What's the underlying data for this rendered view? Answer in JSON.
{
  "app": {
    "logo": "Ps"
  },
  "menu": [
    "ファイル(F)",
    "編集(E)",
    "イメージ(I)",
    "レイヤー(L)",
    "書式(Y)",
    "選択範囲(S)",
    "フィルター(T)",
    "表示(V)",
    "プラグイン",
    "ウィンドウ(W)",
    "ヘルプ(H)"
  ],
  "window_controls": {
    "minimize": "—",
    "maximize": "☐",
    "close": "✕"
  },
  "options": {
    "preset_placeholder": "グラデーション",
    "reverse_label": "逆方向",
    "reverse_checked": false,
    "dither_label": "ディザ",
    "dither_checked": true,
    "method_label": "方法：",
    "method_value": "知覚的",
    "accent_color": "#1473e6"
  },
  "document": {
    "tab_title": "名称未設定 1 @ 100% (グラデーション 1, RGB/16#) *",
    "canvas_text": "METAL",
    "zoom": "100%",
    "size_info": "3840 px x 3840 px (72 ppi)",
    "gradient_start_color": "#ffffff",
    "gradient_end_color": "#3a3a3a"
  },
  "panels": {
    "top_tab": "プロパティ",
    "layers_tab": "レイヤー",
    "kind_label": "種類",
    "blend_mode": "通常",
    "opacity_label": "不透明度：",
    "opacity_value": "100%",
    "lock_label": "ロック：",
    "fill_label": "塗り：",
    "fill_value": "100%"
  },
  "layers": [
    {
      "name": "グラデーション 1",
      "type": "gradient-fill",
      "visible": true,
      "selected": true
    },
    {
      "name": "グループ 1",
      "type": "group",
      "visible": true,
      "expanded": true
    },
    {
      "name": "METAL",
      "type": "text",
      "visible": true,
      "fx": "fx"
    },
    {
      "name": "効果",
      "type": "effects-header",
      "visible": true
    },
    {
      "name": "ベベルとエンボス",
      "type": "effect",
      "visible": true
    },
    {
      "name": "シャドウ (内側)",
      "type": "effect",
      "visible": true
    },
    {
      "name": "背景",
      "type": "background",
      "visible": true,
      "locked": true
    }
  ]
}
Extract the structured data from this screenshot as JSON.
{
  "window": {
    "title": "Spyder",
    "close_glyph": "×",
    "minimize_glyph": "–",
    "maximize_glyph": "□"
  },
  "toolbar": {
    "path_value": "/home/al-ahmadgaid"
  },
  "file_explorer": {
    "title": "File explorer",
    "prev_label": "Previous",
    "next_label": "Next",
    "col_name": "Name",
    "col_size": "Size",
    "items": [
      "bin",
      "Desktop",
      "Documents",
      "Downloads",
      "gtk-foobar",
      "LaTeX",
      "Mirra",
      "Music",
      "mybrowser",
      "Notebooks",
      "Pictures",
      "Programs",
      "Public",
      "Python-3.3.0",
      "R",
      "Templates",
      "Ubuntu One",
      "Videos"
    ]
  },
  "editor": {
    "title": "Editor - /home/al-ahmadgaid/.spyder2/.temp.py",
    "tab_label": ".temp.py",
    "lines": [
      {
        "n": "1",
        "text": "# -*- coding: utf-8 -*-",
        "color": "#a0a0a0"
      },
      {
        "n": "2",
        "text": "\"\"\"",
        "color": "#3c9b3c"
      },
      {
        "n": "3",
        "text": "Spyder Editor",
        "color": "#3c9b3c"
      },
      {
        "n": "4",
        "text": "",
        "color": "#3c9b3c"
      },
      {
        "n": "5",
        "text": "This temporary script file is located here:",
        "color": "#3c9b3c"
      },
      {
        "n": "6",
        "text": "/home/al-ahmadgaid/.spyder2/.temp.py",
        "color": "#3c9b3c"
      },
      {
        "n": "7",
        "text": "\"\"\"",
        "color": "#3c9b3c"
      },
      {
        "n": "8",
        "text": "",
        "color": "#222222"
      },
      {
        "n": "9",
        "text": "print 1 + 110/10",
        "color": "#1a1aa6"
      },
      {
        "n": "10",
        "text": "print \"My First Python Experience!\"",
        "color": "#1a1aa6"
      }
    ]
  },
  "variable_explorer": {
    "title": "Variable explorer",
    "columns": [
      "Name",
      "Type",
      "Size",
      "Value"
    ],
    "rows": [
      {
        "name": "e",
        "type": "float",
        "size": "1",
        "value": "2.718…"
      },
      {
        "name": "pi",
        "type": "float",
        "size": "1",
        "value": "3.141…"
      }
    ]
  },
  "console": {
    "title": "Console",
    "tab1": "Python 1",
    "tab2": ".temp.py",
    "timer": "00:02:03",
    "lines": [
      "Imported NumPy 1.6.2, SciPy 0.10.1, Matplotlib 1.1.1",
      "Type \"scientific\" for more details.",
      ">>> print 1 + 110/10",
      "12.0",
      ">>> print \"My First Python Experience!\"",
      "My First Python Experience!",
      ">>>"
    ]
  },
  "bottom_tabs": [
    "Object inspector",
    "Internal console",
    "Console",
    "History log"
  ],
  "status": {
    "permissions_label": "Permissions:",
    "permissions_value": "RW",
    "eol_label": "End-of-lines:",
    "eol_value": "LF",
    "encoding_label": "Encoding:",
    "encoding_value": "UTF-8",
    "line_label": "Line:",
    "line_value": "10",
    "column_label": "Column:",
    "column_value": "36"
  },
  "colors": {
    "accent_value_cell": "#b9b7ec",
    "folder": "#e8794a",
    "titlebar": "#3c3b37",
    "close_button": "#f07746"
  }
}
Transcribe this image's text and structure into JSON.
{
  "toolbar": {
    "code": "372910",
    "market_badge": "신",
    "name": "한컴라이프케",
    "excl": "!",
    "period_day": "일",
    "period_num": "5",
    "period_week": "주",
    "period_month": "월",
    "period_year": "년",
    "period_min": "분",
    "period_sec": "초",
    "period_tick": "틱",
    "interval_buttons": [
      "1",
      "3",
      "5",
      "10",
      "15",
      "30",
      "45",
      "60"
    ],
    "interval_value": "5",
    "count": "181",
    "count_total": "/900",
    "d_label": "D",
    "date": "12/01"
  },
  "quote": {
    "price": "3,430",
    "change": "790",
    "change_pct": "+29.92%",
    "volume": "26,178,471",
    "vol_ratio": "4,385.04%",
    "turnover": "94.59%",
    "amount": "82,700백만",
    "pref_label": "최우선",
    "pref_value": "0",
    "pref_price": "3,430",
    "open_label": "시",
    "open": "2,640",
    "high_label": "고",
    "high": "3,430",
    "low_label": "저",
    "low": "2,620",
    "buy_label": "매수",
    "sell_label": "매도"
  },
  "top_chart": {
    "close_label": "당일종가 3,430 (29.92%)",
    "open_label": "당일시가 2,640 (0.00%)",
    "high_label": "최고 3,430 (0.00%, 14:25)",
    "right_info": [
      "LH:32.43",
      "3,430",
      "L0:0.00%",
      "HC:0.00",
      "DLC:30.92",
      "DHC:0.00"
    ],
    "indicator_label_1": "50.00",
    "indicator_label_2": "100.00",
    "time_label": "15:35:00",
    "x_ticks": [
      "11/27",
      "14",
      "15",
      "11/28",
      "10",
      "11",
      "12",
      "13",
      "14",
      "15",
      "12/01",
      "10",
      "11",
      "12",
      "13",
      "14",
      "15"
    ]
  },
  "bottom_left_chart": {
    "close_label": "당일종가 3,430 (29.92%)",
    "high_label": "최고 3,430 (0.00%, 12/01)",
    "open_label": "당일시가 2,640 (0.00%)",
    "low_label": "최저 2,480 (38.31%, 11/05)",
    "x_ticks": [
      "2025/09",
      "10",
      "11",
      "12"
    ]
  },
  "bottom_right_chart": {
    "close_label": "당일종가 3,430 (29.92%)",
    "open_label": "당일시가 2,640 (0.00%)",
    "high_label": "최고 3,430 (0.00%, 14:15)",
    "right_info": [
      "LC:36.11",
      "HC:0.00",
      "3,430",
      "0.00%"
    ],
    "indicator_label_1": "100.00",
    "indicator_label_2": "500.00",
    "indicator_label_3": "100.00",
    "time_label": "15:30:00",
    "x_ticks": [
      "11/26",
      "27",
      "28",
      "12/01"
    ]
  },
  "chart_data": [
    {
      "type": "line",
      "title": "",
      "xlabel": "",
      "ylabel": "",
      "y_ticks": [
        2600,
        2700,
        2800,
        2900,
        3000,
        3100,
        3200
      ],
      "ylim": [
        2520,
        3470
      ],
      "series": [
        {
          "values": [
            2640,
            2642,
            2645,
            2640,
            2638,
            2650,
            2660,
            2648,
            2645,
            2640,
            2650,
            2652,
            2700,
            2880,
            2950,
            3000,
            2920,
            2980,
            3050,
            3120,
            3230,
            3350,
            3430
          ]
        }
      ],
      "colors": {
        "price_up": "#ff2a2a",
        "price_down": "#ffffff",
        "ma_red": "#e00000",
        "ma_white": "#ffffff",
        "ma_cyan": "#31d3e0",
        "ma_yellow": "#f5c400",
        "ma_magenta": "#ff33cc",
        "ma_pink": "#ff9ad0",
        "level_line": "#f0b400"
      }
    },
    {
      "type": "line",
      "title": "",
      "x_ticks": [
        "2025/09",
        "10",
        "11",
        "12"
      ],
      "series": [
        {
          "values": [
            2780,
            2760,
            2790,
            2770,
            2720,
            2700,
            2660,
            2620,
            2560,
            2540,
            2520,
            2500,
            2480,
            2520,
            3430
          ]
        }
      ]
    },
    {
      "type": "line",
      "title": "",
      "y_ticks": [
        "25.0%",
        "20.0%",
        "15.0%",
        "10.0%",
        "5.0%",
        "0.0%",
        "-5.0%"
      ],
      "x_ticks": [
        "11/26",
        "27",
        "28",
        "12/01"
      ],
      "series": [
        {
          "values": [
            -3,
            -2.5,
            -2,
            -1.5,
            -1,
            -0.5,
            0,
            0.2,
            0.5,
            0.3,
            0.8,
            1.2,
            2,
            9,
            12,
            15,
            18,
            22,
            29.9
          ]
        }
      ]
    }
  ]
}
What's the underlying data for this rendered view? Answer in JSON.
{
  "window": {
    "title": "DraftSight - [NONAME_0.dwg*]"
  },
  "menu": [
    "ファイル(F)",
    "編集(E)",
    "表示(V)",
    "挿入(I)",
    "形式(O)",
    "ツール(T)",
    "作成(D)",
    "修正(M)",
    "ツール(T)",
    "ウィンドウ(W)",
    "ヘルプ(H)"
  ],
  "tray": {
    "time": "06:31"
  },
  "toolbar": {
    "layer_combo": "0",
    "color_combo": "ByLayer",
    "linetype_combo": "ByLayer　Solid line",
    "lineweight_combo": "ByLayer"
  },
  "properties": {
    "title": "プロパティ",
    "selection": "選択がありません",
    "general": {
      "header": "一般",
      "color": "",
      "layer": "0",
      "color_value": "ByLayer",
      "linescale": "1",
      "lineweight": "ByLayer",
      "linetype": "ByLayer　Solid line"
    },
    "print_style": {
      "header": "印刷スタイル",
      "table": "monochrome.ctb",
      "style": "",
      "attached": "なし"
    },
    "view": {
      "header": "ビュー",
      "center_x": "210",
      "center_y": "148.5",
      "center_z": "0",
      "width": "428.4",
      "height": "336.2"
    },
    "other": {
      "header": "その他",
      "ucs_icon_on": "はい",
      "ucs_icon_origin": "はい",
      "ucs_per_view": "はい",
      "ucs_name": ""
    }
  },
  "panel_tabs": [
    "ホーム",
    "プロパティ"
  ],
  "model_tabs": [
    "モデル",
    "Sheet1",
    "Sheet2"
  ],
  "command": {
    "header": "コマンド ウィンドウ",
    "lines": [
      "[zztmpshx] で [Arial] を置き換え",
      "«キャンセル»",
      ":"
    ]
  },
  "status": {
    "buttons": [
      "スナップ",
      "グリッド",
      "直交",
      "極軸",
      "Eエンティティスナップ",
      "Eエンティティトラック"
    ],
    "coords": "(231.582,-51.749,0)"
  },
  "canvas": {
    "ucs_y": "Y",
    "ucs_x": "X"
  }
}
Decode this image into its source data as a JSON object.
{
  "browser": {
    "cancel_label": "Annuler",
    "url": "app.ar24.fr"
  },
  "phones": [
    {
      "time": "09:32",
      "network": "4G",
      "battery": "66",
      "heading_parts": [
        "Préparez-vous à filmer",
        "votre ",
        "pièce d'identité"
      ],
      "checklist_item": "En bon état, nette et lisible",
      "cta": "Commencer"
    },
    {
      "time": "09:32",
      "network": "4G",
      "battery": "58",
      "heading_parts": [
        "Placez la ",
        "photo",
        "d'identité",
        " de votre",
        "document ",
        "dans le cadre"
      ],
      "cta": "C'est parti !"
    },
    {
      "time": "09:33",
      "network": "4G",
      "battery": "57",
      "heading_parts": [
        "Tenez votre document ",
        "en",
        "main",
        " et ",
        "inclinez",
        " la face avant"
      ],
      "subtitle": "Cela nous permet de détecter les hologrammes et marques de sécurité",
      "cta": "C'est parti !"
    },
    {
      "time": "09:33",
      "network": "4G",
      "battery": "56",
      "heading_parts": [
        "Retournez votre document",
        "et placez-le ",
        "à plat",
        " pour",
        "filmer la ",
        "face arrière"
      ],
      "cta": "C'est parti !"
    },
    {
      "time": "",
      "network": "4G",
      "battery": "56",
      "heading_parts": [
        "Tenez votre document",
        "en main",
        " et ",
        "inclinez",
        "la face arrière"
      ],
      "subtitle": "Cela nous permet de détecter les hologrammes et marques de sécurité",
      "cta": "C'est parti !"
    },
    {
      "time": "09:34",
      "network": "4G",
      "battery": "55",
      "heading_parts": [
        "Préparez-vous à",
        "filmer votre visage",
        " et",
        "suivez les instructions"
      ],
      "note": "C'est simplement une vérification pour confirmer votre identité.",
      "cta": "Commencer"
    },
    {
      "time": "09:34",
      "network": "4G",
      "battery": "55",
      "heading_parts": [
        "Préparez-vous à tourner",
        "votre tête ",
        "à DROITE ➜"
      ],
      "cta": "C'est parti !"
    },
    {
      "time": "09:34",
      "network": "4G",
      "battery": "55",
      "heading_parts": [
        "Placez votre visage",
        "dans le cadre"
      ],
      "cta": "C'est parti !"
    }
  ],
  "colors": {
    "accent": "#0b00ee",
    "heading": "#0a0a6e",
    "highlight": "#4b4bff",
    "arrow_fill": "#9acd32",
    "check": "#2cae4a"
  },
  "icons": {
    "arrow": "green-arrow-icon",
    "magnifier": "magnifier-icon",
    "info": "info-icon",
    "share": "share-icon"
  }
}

--- Exercise instructions ---
Single out each line of the records above with the string "pour" in it, and copy it.

--- Output ---
        " pour",
      "note": "C'est simplement une vérification pour confirmer votre identité.",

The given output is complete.